### PROBLEM TO SOLVE
Set down, word for word, the passage of the car-hire forum thread below that opens with the words containing "In that case" and closes with "keep my Lexus.".

### SOURCE EXCERPT
- - - -

It would be much cheaper to buy car with LPG fitted already. And it's not comfortable as e39


----------



## SteveTDCi (Feb 8, 2006)

What about renting something ?


----------



## Mindis (Feb 2, 2011)

Was thinking about it, but it would be around £700 plus I believe you would need to pay extra for insurance.


----------



## SteveTDCi (Feb 8, 2006)

How long you going for ? The insurance can be covered with a yearly policy that covers more than what most hire companies offer. I use a company called questor.

Hertz can be cheap but thrifty have the best cars, they now have m4's and f types, there one way rates are good at the minute, so you could pre pay and pay something like 1 day rental on a passat for £45 for one day inc the one way fee. Then hire something smaller or whatever run around in it and then hire a big car for the way back. The only thing you would need to watch is the mileage.


----------



## Mindis (Feb 2, 2011)

Well, just checked with Thirfty and the cheapest option is £1168.50 ........... For a Fiat 500. And you are only given 700 miles per week. 
Hertz is a bit cheaper, but still it comes up to almost 3rd of my budget for the car.
I will be going away roughly for 3 weeks. Depends how many days of holidays my wife will get.


----------



## SteveTDCi (Feb 8, 2006)

Are you a young driver ? Are you putting two drivers down ?


















They all have limits, I found easy jet allow more miles than europcar even though they are the same company.


----------



## Mindis (Feb 2, 2011)

I just selected that going overseas


----------



## SteveTDCi (Feb 8, 2006)

Ah so your taking it outside of the uk ?

In that case stick to your original plan. If you do go lpg and you are going to france remember you cannot take them through the channel tunnel


----------



## Mindis (Feb 2, 2011)

Yeah, inside UK I wouldn't be so worried, I would definitely keep my Lexus.


----------



## bidderman1969 (Oct 20, 2006)

Rover 75 ZT - T ?


----------



## transtek (Mar 2, 2007)

As someone else mentioned, a Volvo S80, like this one?

- - - -

### DATA SEGMENT
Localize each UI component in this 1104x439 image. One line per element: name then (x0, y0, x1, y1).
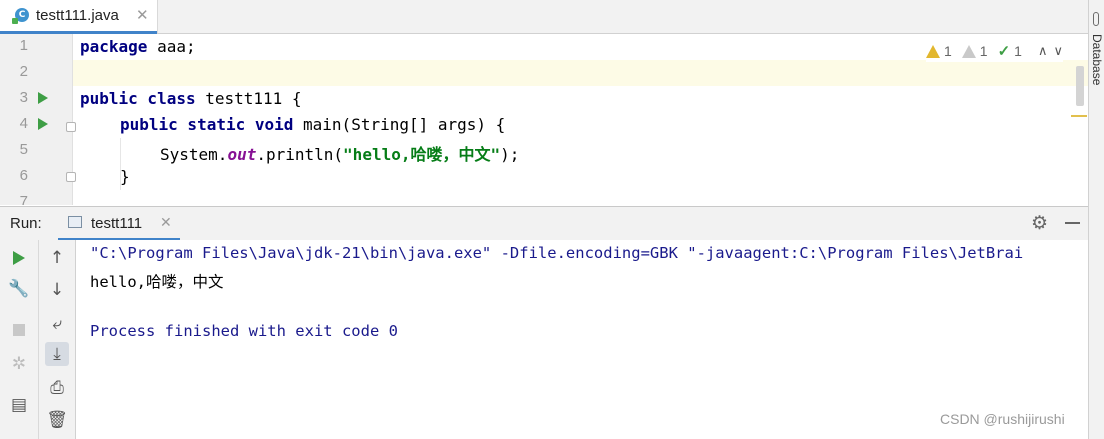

- - - -

### RESULT OF THE TASK
In that case stick to your original plan. If you do go lpg and you are going to france remember you cannot take them through the channel tunnel


----------



## Mindis (Feb 2, 2011)

Yeah, inside UK I wouldn't be so worried, I would definitely keep my Lexus.